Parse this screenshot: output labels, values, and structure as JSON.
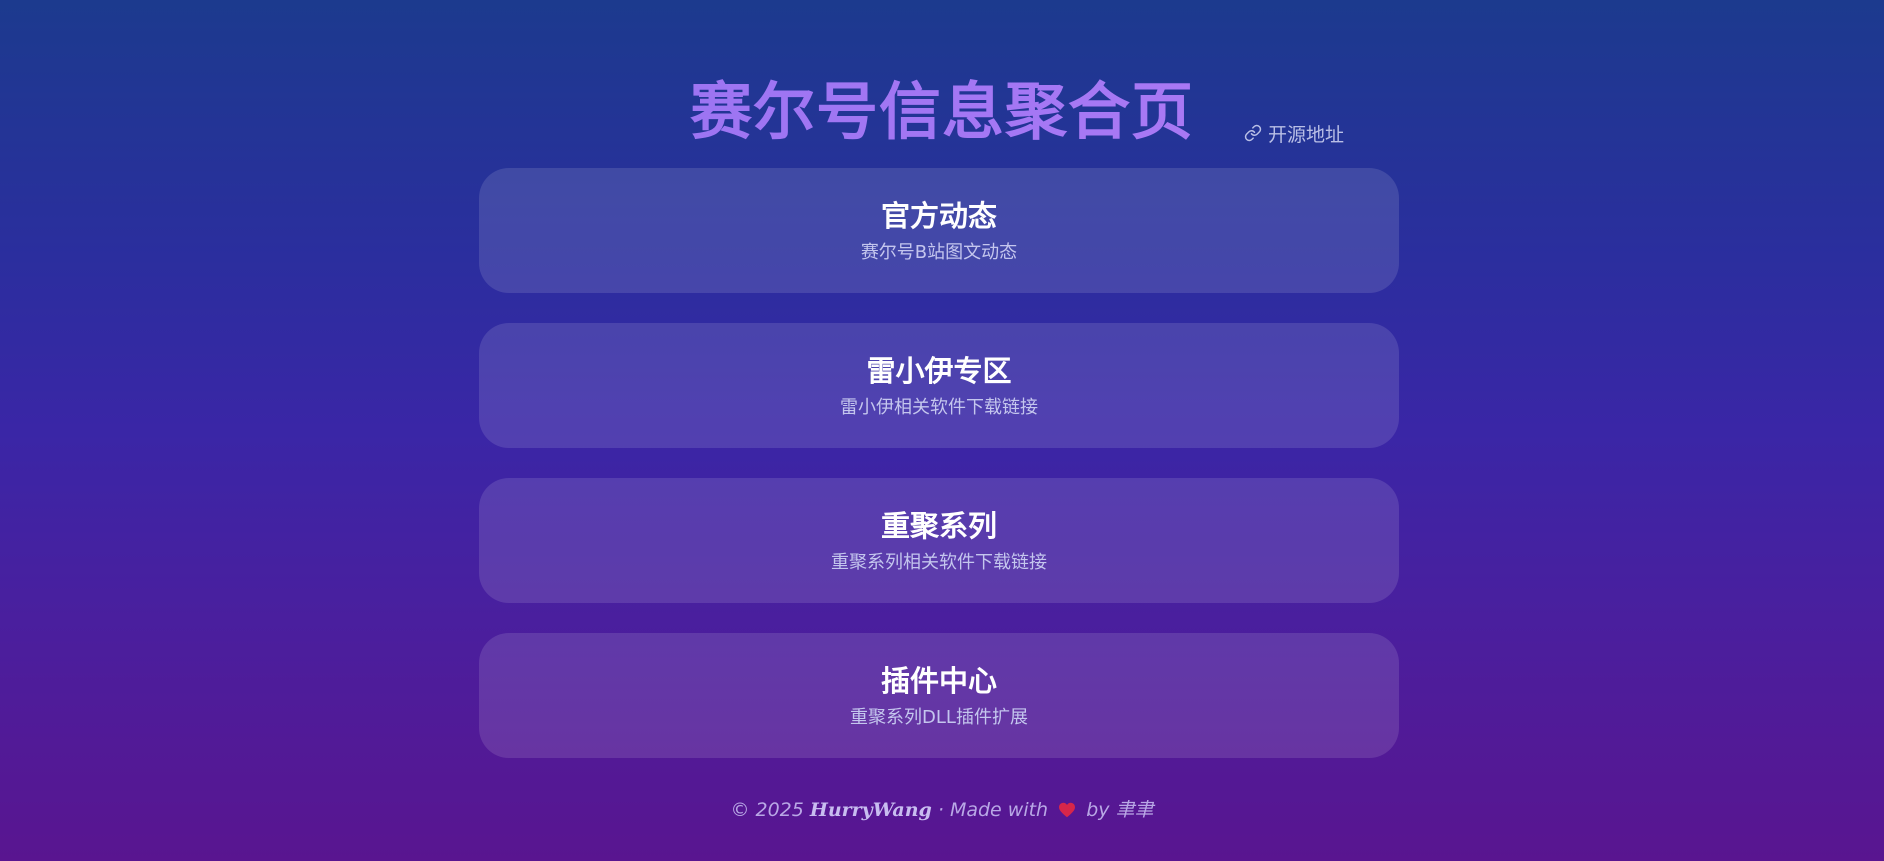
{
  "header": {
    "title": "赛尔号信息聚合页",
    "repo_link_label": "开源地址",
    "repo_link_icon": "link-icon"
  },
  "cards": [
    {
      "title": "官方动态",
      "description": "赛尔号B站图文动态"
    },
    {
      "title": "雷小伊专区",
      "description": "雷小伊相关软件下载链接"
    },
    {
      "title": "重聚系列",
      "description": "重聚系列相关软件下载链接"
    },
    {
      "title": "插件中心",
      "description": "重聚系列DLL插件扩展"
    }
  ],
  "footer": {
    "copyright": "© 2025",
    "brand": "HurryWang",
    "made_with": "· Made with",
    "heart_icon": "heart-icon",
    "by_text": "by 聿聿"
  },
  "colors": {
    "title_accent": "#a173f5",
    "heart": "#d7264a",
    "background_top": "#1c3a8e",
    "background_bottom": "#591590"
  }
}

+---+

What is asked – Omit the pictures, then quote the rest of the material above exactly.

Exercise output –
Parse this screenshot: output labels, values, and structure as JSON.
{
  "header": {
    "title": "赛尔号信息聚合页",
    "repo_link_label": "开源地址",
    "repo_link_icon": "link-icon"
  },
  "cards": [
    {
      "title": "官方动态",
      "description": "赛尔号B站图文动态"
    },
    {
      "title": "雷小伊专区",
      "description": "雷小伊相关软件下载链接"
    },
    {
      "title": "重聚系列",
      "description": "重聚系列相关软件下载链接"
    },
    {
      "title": "插件中心",
      "description": "重聚系列DLL插件扩展"
    }
  ],
  "footer": {
    "copyright": "© 2025",
    "brand": "HurryWang",
    "made_with": "· Made with",
    "heart_icon": "heart-icon",
    "by_text": "by 聿聿"
  },
  "colors": {
    "title_accent": "#a173f5",
    "heart": "#d7264a",
    "background_top": "#1c3a8e",
    "background_bottom": "#591590"
  }
}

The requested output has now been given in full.